# START OF The records

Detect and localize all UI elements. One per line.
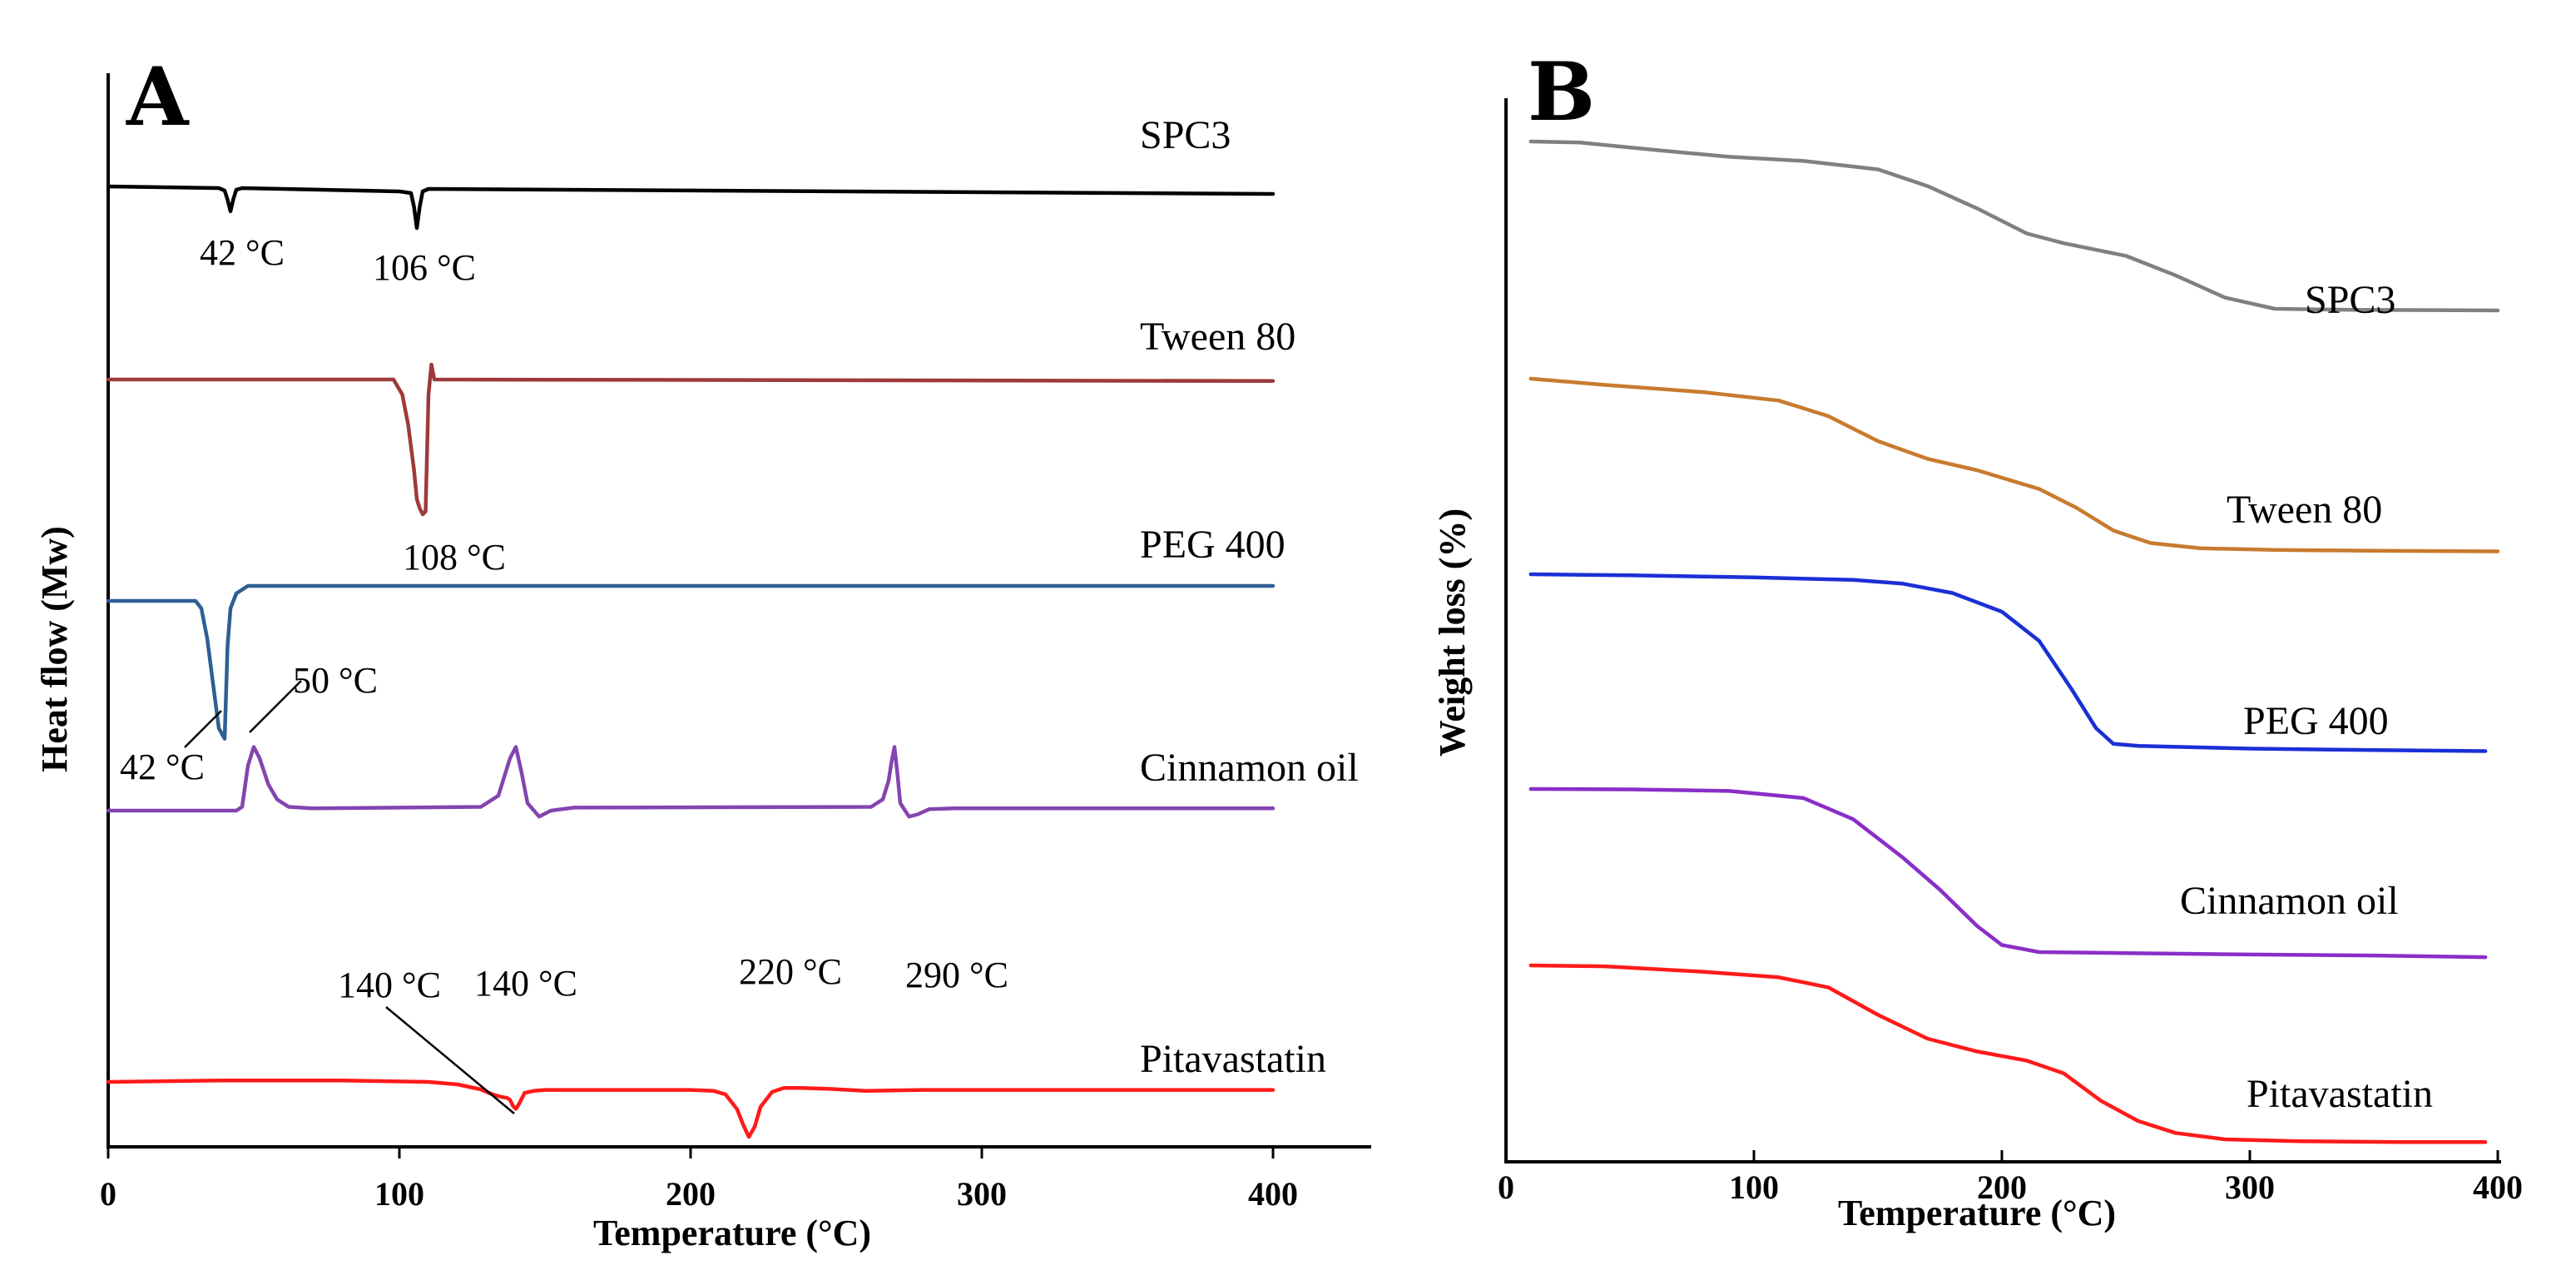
panel-b-label-peg-400: PEG 400 [2243, 699, 2389, 743]
panel-a-label-cinnamon-oil: Cinnamon oil [1140, 746, 1359, 790]
panel-a-x-axis-title: Temperature (°C) [593, 1213, 871, 1253]
panel-b-x-tick-label: 300 [2225, 1168, 2275, 1206]
panel-b-x-tick-label: 0 [1498, 1168, 1514, 1206]
panel-b-x-tick-label: 100 [1729, 1168, 1779, 1206]
panel-b-x-tick-label: 400 [2473, 1168, 2523, 1206]
dsc-curve-tween-80 [106, 362, 1276, 517]
panel-a-label-spc3: SPC3 [1140, 113, 1231, 157]
panel-a-letter: A [126, 50, 190, 144]
annotation-pitavastatin-220: 220 °C [739, 951, 842, 992]
panel-a-x-tick-label: 100 [374, 1175, 424, 1213]
tga-curve-spc3 [1528, 139, 2500, 313]
panel-a-x-tick-label: 400 [1248, 1175, 1298, 1213]
annotation-cinnamon-290: 290 °C [905, 955, 1008, 995]
annotation-peg-42-leader [184, 710, 222, 748]
panel-a-x-tick-label: 300 [957, 1175, 1007, 1213]
tga-curve-tween-80 [1528, 376, 2500, 553]
panel-a-label-peg-400: PEG 400 [1140, 523, 1286, 567]
panel-a-label-pitavastatin: Pitavastatin [1140, 1037, 1326, 1081]
tga-curve-pitavastatin [1528, 963, 2488, 1144]
panel-b-label-tween-80: Tween 80 [2227, 488, 2382, 532]
annotation-peg-42: 42 °C [120, 747, 205, 787]
panel-a-x-tick-label: 200 [666, 1175, 716, 1213]
panel-b-label-cinnamon-oil: Cinnamon oil [2180, 879, 2399, 923]
panel-b-letter: B [1528, 45, 1595, 139]
annotation-pitavastatin-140: 140 °C [338, 965, 441, 1005]
annotation-tween-108: 108 °C [403, 537, 506, 578]
annotation-spc3-106: 106 °C [373, 247, 476, 288]
panel-b-x-tick-label: 200 [1977, 1168, 2027, 1206]
dsc-curve-peg-400 [106, 583, 1276, 741]
dsc-curve-cinnamon-oil [106, 745, 1276, 819]
dsc-curve-spc3 [106, 184, 1276, 231]
annotation-cinnamon-50-leader [249, 680, 302, 733]
annotation-cinnamon-140: 140 °C [474, 963, 577, 1004]
tga-curve-cinnamon-oil [1528, 786, 2488, 960]
panel-a: A 0 100 200 300 400 Temperature (°C) Hea… [34, 50, 1371, 1253]
panel-a-x-tick-label: 0 [100, 1175, 116, 1213]
annotation-spc3-42: 42 °C [200, 232, 285, 273]
panel-a-label-tween-80: Tween 80 [1140, 315, 1295, 359]
panel-b: B 0 100 200 300 400 Temperature (°C) Wei… [1432, 45, 2523, 1233]
panel-a-y-axis-title: Heat flow (Mw) [34, 526, 75, 772]
panel-b-label-pitavastatin: Pitavastatin [2247, 1072, 2433, 1116]
annotation-pitavastatin-140-leader [385, 1006, 515, 1114]
annotation-cinnamon-50: 50 °C [293, 660, 378, 701]
panel-b-y-axis-title: Weight loss (%) [1432, 509, 1473, 757]
dsc-curve-pitavastatin [106, 1078, 1276, 1139]
panel-b-x-axis-title: Temperature (°C) [1838, 1193, 2116, 1233]
tga-curve-peg-400 [1528, 572, 2488, 753]
panel-b-label-spc3: SPC3 [2305, 278, 2395, 322]
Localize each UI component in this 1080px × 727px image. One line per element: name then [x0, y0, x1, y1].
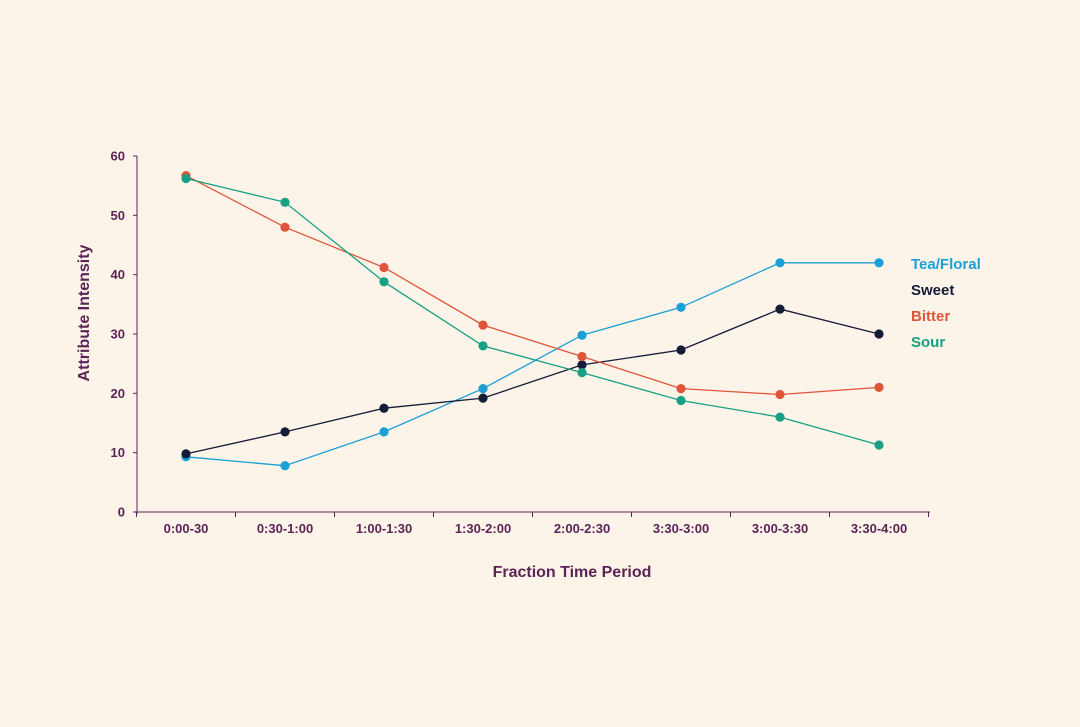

# END OF The records

> **Directions**: Copy every line of the entries above verbatim, leaving out the pictures.

> **Task answer**:
Detect and localize all UI elements. One per line.
panel-b-label-peg-400: PEG 400 [2243, 699, 2389, 743]
panel-a-label-cinnamon-oil: Cinnamon oil [1140, 746, 1359, 790]
panel-a-x-axis-title: Temperature (°C) [593, 1213, 871, 1253]
panel-b-x-tick-label: 300 [2225, 1168, 2275, 1206]
panel-b-x-tick-label: 0 [1498, 1168, 1514, 1206]
panel-b-x-tick-label: 100 [1729, 1168, 1779, 1206]
panel-b-x-tick-label: 400 [2473, 1168, 2523, 1206]
dsc-curve-tween-80 [106, 362, 1276, 517]
panel-a-label-spc3: SPC3 [1140, 113, 1231, 157]
panel-a-letter: A [126, 50, 190, 144]
annotation-pitavastatin-220: 220 °C [739, 951, 842, 992]
panel-a-x-tick-label: 100 [374, 1175, 424, 1213]
tga-curve-spc3 [1528, 139, 2500, 313]
panel-a-x-tick-label: 400 [1248, 1175, 1298, 1213]
annotation-cinnamon-290: 290 °C [905, 955, 1008, 995]
annotation-peg-42-leader [184, 710, 222, 748]
panel-a-x-tick-label: 300 [957, 1175, 1007, 1213]
tga-curve-tween-80 [1528, 376, 2500, 553]
panel-a-label-peg-400: PEG 400 [1140, 523, 1286, 567]
panel-a-label-pitavastatin: Pitavastatin [1140, 1037, 1326, 1081]
tga-curve-pitavastatin [1528, 963, 2488, 1144]
panel-b-label-tween-80: Tween 80 [2227, 488, 2382, 532]
annotation-peg-42: 42 °C [120, 747, 205, 787]
panel-a-x-tick-label: 200 [666, 1175, 716, 1213]
panel-b-label-cinnamon-oil: Cinnamon oil [2180, 879, 2399, 923]
panel-b-letter: B [1528, 45, 1595, 139]
annotation-pitavastatin-140: 140 °C [338, 965, 441, 1005]
annotation-tween-108: 108 °C [403, 537, 506, 578]
annotation-spc3-106: 106 °C [373, 247, 476, 288]
panel-b-x-tick-label: 200 [1977, 1168, 2027, 1206]
dsc-curve-peg-400 [106, 583, 1276, 741]
dsc-curve-cinnamon-oil [106, 745, 1276, 819]
dsc-curve-spc3 [106, 184, 1276, 231]
annotation-cinnamon-50-leader [249, 680, 302, 733]
annotation-cinnamon-140: 140 °C [474, 963, 577, 1004]
tga-curve-cinnamon-oil [1528, 786, 2488, 960]
panel-a: A 0 100 200 300 400 Temperature (°C) Hea… [34, 50, 1371, 1253]
panel-a-x-tick-label: 0 [100, 1175, 116, 1213]
annotation-spc3-42: 42 °C [200, 232, 285, 273]
panel-a-label-tween-80: Tween 80 [1140, 315, 1295, 359]
panel-b: B 0 100 200 300 400 Temperature (°C) Wei… [1432, 45, 2523, 1233]
panel-a-y-axis-title: Heat flow (Mw) [34, 526, 75, 772]
panel-b-label-pitavastatin: Pitavastatin [2247, 1072, 2433, 1116]
annotation-pitavastatin-140-leader [385, 1006, 515, 1114]
annotation-cinnamon-50: 50 °C [293, 660, 378, 701]
panel-b-y-axis-title: Weight loss (%) [1432, 509, 1473, 757]
dsc-curve-pitavastatin [106, 1078, 1276, 1139]
panel-b-x-axis-title: Temperature (°C) [1838, 1193, 2116, 1233]
tga-curve-peg-400 [1528, 572, 2488, 753]
panel-b-label-spc3: SPC3 [2305, 278, 2395, 322]
Localize each UI component in this 1080px × 727px image. One line per element: name then [x0, y0, x1, y1].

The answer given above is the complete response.